** START Extracted information **

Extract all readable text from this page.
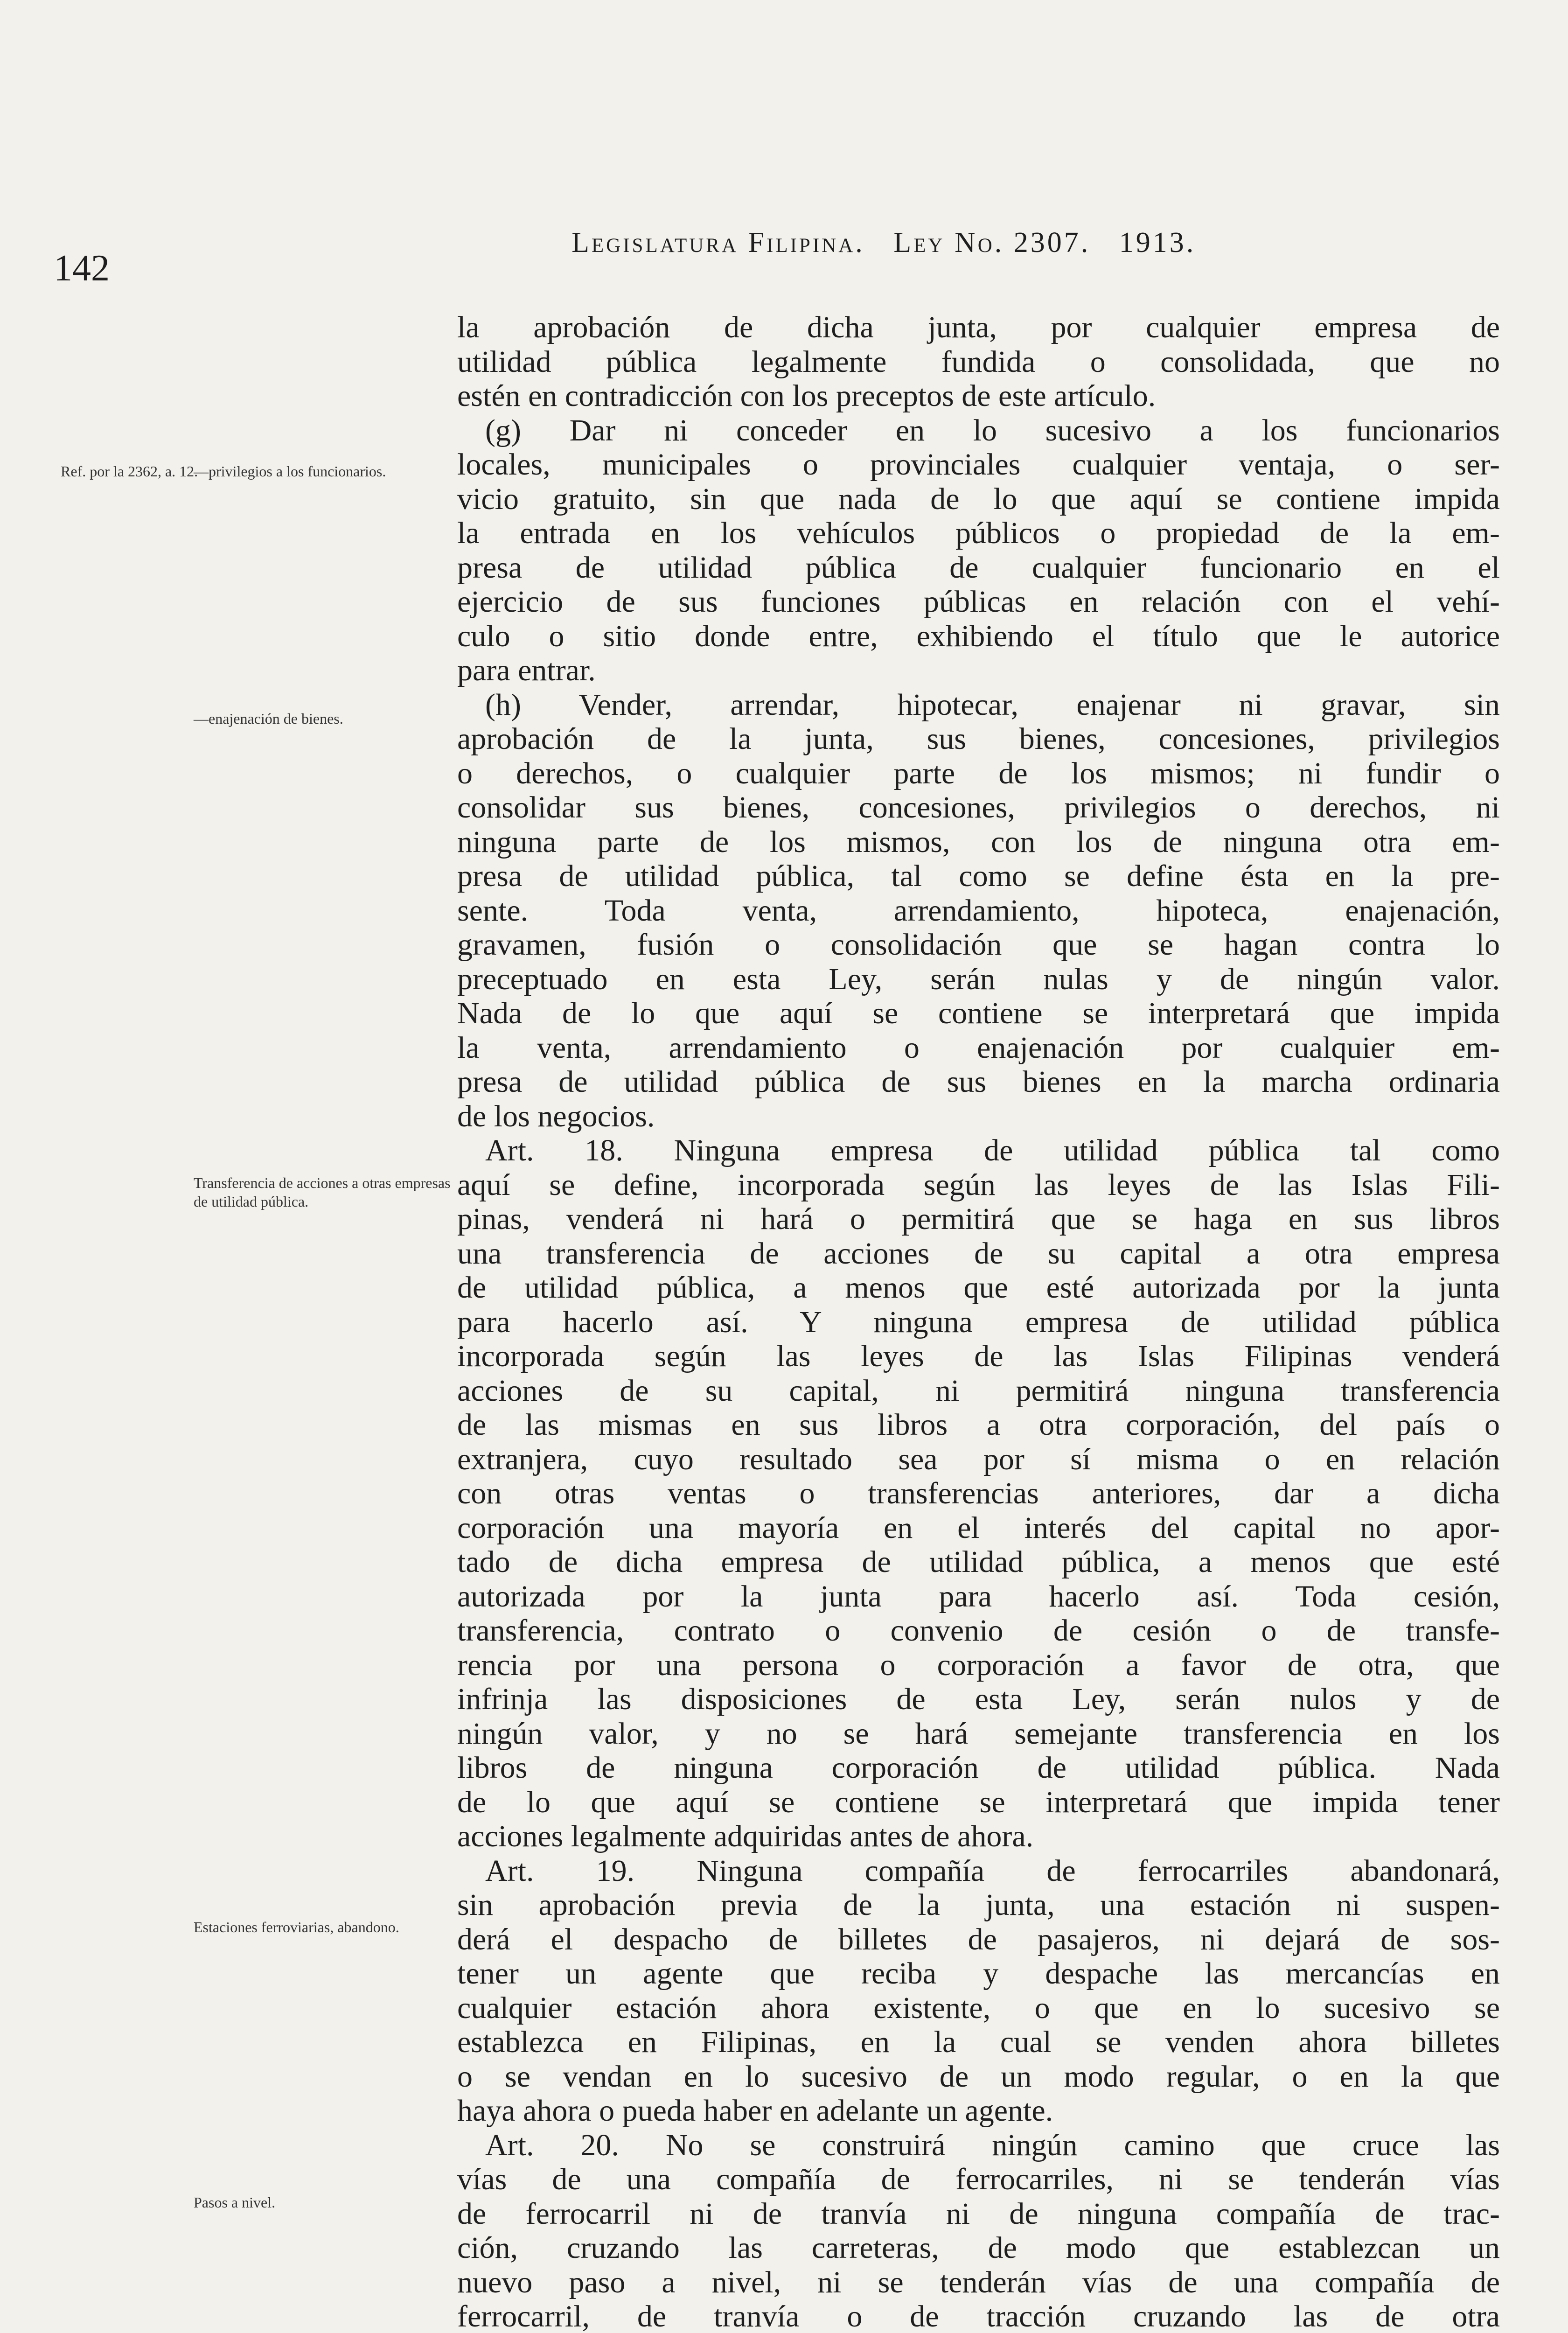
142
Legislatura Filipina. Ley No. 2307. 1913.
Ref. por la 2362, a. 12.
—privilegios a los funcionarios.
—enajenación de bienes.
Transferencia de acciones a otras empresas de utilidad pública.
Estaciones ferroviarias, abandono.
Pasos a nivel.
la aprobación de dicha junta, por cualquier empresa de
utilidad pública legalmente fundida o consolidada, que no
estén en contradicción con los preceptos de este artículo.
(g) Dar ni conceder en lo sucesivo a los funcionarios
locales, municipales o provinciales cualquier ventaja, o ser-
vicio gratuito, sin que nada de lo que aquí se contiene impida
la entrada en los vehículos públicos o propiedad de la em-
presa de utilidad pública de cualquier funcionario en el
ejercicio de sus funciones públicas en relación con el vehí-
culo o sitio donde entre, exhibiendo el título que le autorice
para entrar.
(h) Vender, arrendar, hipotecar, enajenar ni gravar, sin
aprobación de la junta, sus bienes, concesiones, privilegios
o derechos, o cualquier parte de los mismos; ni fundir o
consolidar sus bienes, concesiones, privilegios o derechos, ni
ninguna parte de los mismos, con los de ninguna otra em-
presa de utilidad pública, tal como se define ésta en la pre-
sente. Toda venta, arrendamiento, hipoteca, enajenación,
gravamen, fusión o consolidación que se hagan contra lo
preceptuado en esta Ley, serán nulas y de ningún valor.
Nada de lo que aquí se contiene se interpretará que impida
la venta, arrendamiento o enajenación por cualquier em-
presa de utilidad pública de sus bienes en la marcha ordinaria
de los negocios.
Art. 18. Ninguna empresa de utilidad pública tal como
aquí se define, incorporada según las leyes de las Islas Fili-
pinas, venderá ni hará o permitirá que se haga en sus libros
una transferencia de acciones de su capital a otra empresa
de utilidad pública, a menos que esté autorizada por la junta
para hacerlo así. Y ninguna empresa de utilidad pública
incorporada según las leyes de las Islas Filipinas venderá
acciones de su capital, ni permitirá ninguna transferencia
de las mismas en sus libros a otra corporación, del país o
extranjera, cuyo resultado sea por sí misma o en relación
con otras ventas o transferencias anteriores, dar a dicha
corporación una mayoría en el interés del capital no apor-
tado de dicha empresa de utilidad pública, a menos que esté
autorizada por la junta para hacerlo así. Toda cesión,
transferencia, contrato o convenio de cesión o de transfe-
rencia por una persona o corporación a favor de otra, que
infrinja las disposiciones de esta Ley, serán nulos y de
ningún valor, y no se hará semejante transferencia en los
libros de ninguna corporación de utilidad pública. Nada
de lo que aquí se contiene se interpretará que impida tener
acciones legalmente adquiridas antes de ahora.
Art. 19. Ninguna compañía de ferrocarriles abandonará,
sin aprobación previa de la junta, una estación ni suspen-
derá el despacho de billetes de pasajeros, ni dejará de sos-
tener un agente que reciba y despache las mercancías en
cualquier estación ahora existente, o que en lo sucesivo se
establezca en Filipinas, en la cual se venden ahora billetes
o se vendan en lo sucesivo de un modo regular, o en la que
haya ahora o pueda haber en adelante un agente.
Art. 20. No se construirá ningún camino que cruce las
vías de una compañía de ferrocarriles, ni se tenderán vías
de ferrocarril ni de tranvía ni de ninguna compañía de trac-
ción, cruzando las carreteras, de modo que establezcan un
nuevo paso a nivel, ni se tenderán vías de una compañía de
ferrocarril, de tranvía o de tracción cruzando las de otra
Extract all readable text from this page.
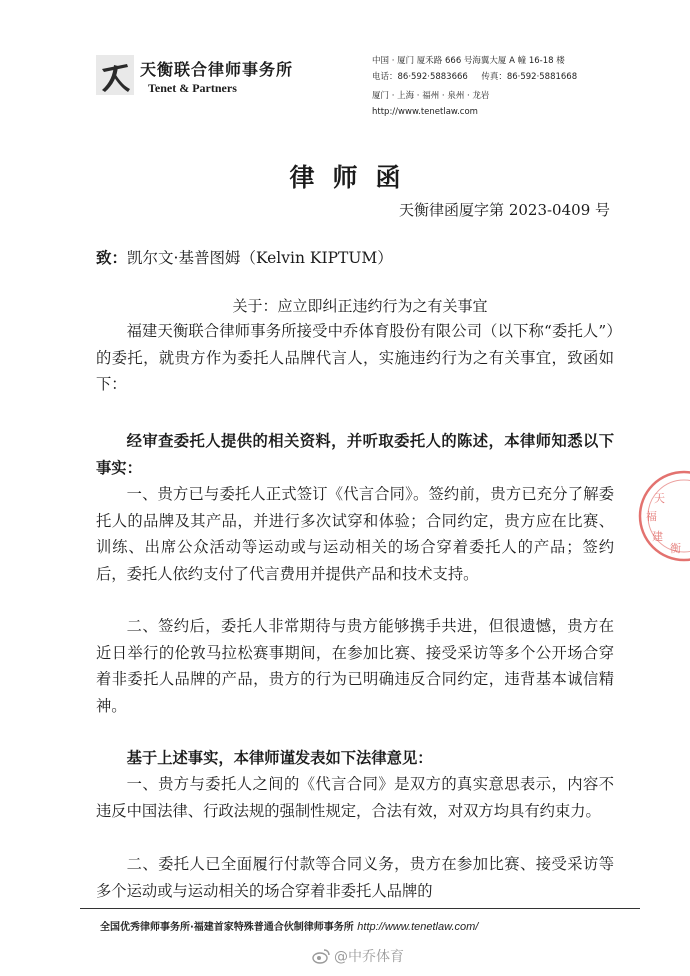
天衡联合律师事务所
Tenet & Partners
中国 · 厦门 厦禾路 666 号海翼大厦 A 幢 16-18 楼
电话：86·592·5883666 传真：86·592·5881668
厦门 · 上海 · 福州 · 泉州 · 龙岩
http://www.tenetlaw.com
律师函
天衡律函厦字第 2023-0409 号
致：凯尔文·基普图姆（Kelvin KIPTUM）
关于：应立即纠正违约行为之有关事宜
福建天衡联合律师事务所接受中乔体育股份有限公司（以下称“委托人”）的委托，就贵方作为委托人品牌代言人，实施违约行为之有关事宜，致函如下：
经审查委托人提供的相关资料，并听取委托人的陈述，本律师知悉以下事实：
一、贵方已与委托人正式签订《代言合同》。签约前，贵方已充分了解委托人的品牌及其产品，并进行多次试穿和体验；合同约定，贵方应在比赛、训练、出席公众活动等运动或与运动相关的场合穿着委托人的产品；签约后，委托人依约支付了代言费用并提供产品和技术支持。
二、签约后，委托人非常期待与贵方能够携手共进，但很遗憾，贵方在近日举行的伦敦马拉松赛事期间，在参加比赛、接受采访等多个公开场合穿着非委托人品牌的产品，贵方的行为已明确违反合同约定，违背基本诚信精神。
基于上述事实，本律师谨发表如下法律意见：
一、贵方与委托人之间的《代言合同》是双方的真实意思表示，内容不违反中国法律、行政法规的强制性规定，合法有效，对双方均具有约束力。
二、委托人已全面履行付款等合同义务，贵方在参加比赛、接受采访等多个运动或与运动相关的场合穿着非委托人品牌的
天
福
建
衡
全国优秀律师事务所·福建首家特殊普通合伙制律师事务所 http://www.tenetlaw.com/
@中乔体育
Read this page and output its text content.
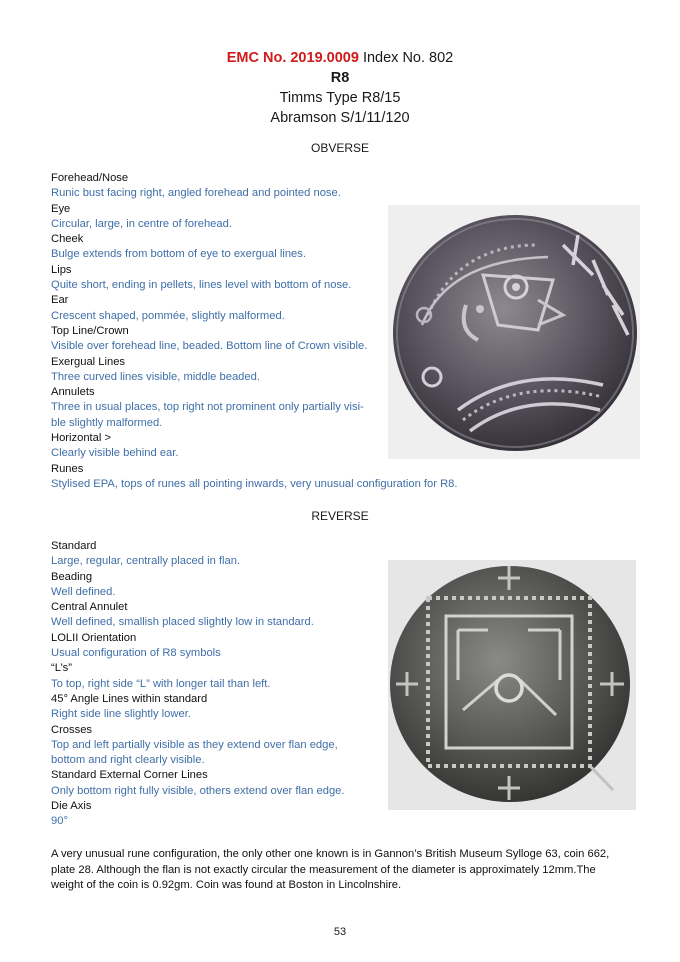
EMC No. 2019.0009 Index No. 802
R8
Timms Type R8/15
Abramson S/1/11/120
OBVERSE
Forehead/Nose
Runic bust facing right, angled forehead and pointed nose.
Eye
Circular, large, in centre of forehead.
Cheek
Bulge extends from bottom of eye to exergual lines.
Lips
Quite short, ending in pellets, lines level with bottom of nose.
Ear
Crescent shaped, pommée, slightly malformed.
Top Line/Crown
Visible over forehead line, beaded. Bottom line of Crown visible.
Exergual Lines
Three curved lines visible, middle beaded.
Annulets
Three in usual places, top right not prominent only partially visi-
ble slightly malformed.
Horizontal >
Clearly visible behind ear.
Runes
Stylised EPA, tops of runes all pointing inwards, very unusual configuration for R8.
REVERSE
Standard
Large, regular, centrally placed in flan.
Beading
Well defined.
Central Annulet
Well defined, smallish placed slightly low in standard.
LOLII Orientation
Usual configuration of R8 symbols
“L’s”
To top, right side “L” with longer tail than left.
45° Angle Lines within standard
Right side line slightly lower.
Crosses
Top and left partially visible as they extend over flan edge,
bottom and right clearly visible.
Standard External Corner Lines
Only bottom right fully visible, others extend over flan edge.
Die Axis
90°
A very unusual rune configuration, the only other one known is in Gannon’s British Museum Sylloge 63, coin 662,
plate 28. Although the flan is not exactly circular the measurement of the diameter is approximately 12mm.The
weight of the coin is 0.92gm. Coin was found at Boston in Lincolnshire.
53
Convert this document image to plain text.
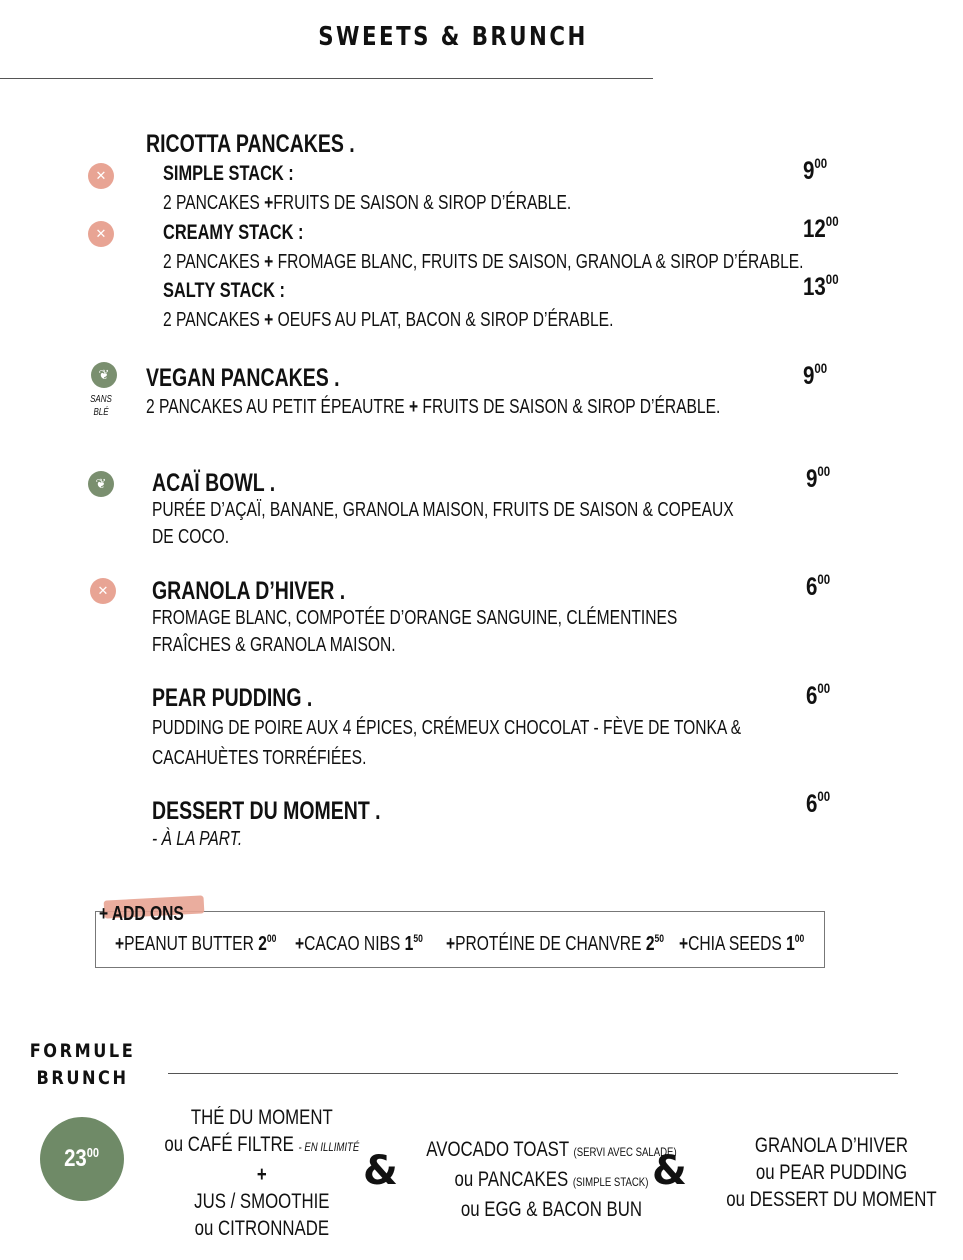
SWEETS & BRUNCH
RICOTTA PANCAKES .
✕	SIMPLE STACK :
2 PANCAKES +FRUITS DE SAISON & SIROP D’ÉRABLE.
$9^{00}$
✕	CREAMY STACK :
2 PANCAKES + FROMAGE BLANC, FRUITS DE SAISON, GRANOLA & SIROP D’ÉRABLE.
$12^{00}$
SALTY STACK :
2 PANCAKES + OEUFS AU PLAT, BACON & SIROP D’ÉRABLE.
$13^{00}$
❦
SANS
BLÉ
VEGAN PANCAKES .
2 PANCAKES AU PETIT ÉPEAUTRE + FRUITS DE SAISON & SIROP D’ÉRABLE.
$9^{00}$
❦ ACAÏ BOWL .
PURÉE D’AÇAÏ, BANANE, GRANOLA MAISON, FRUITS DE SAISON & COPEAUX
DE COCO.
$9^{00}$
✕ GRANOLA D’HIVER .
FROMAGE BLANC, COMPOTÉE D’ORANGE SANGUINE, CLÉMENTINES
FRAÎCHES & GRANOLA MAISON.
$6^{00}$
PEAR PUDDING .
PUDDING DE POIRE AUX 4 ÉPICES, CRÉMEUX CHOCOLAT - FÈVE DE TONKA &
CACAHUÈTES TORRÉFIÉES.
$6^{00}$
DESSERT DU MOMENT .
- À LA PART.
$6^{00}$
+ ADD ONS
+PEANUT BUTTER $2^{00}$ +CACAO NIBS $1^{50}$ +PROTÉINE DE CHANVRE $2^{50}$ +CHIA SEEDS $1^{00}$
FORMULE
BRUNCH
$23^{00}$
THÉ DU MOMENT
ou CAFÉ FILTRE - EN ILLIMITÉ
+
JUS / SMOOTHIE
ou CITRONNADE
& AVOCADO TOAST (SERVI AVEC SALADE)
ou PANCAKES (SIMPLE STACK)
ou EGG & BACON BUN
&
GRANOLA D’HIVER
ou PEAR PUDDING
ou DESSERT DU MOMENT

** END Extracted information **

● Set exercise: Search the entries for the word "visible" and gather every line where it appears.

● Finished task:
Visible over forehead line, beaded. Bottom line of Crown visible.
Three curved lines visible, middle beaded.
Clearly visible behind ear.
Top and left partially visible as they extend over flan edge,
bottom and right clearly visible.
Only bottom right fully visible, others extend over flan edge.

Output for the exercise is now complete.